◆ STORED ROWS ◆
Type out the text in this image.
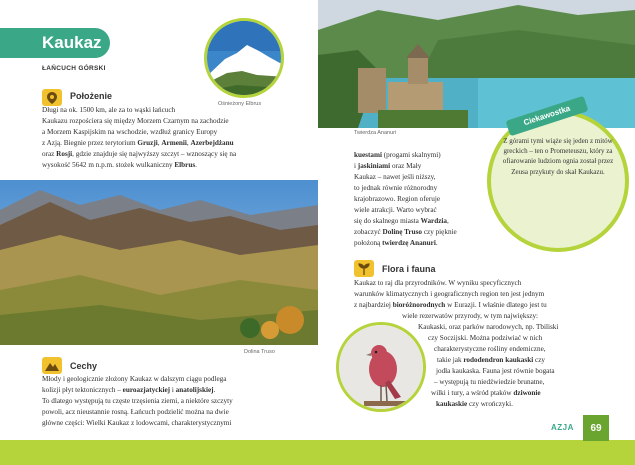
Kaukaz
ŁAŃCUCH GÓRSKI
Ośnieżony Elbrus
Położenie
Długi na ok. 1500 km, ale za to wąski łańcuch
Kaukazu rozpościera się między Morzem Czarnym na zachodzie
a Morzem Kaspijskim na wschodzie, wzdłuż granicy Europy
z Azją. Biegnie przez terytorium Gruzji, Armenii, Azerbejdżanu
oraz Rosji, gdzie znajduje się najwyższy szczyt – wznoszący się na
wysokość 5642 m n.p.m. stożek wulkaniczny Elbrus.
Dolina Truso
Cechy
Młody i geologicznie złożony Kaukaz w dalszym ciągu podlega
kolizji płyt tektonicznych – euroazjatyckiej i anatolijskiej.
To dlatego występują tu częste trzęsienia ziemi, a niektóre szczyty
powoli, acz nieustannie rosną. Łańcuch podzielić można na dwie
główne części: Wielki Kaukaz z lodowcami, charakterystycznymi
Twierdza Ananuri
kuestami (progami skalnymi)
i jaskiniami oraz Mały
Kaukaz – nawet jeśli niższy,
to jednak równie różnorodny
krajobrazowo. Region oferuje
wiele atrakcji. Warto wybrać
się do skalnego miasta Wardzia,
zobaczyć Dolinę Truso czy pięknie
położoną twierdzę Ananuri.
Ciekawostka
Z górami tymi wiąże się jeden z mitów greckich – ten o Prometeuszu, który za ofiarowanie ludziom ognia został przez Zeusa przykuty do skał Kaukazu.
Flora i fauna
Kaukaz to raj dla przyrodników. W wyniku specyficznych
warunków klimatycznych i geograficznych region ten jest jednym
z najbardziej bioróżnorodnych w Eurazji. I właśnie dlatego jest tu
wiele rezerwatów przyrody, w tym największy:
Kaukaski, oraz parków narodowych, np. Tbiliski
czy Soczijski. Można podziwiać w nich
charakterystyczne rośliny endemiczne,
takie jak rododendron kaukaski czy
jodła kaukaska. Fauna jest równie bogata
– występują tu niedźwiedzie brunatne,
wilki i tury, a wśród ptaków dziwonie
kaukaskie czy wrończyki.
AZJA	69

◆ TASK INSTRUCTIONS ◆
Take the listing and print it again exactly, but without any pictures.

◆ WRITTEN SOLUTION ◆
Type out the text in this image.
Kaukaz
ŁAŃCUCH GÓRSKI
Ośnieżony Elbrus
Położenie
Długi na ok. 1500 km, ale za to wąski łańcuch
Kaukazu rozpościera się między Morzem Czarnym na zachodzie
a Morzem Kaspijskim na wschodzie, wzdłuż granicy Europy
z Azją. Biegnie przez terytorium Gruzji, Armenii, Azerbejdżanu
oraz Rosji, gdzie znajduje się najwyższy szczyt – wznoszący się na
wysokość 5642 m n.p.m. stożek wulkaniczny Elbrus.
Dolina Truso
Cechy
Młody i geologicznie złożony Kaukaz w dalszym ciągu podlega
kolizji płyt tektonicznych – euroazjatyckiej i anatolijskiej.
To dlatego występują tu częste trzęsienia ziemi, a niektóre szczyty
powoli, acz nieustannie rosną. Łańcuch podzielić można na dwie
główne części: Wielki Kaukaz z lodowcami, charakterystycznymi
Twierdza Ananuri
kuestami (progami skalnymi)
i jaskiniami oraz Mały
Kaukaz – nawet jeśli niższy,
to jednak równie różnorodny
krajobrazowo. Region oferuje
wiele atrakcji. Warto wybrać
się do skalnego miasta Wardzia,
zobaczyć Dolinę Truso czy pięknie
położoną twierdzę Ananuri.
Ciekawostka
Z górami tymi wiąże się jeden z mitów greckich – ten o Prometeuszu, który za ofiarowanie ludziom ognia został przez Zeusa przykuty do skał Kaukazu.
Flora i fauna
Kaukaz to raj dla przyrodników. W wyniku specyficznych
warunków klimatycznych i geograficznych region ten jest jednym
z najbardziej bioróżnorodnych w Eurazji. I właśnie dlatego jest tu
wiele rezerwatów przyrody, w tym największy:
Kaukaski, oraz parków narodowych, np. Tbiliski
czy Soczijski. Można podziwiać w nich
charakterystyczne rośliny endemiczne,
takie jak rododendron kaukaski czy
jodła kaukaska. Fauna jest równie bogata
– występują tu niedźwiedzie brunatne,
wilki i tury, a wśród ptaków dziwonie
kaukaskie czy wrończyki.
AZJA	69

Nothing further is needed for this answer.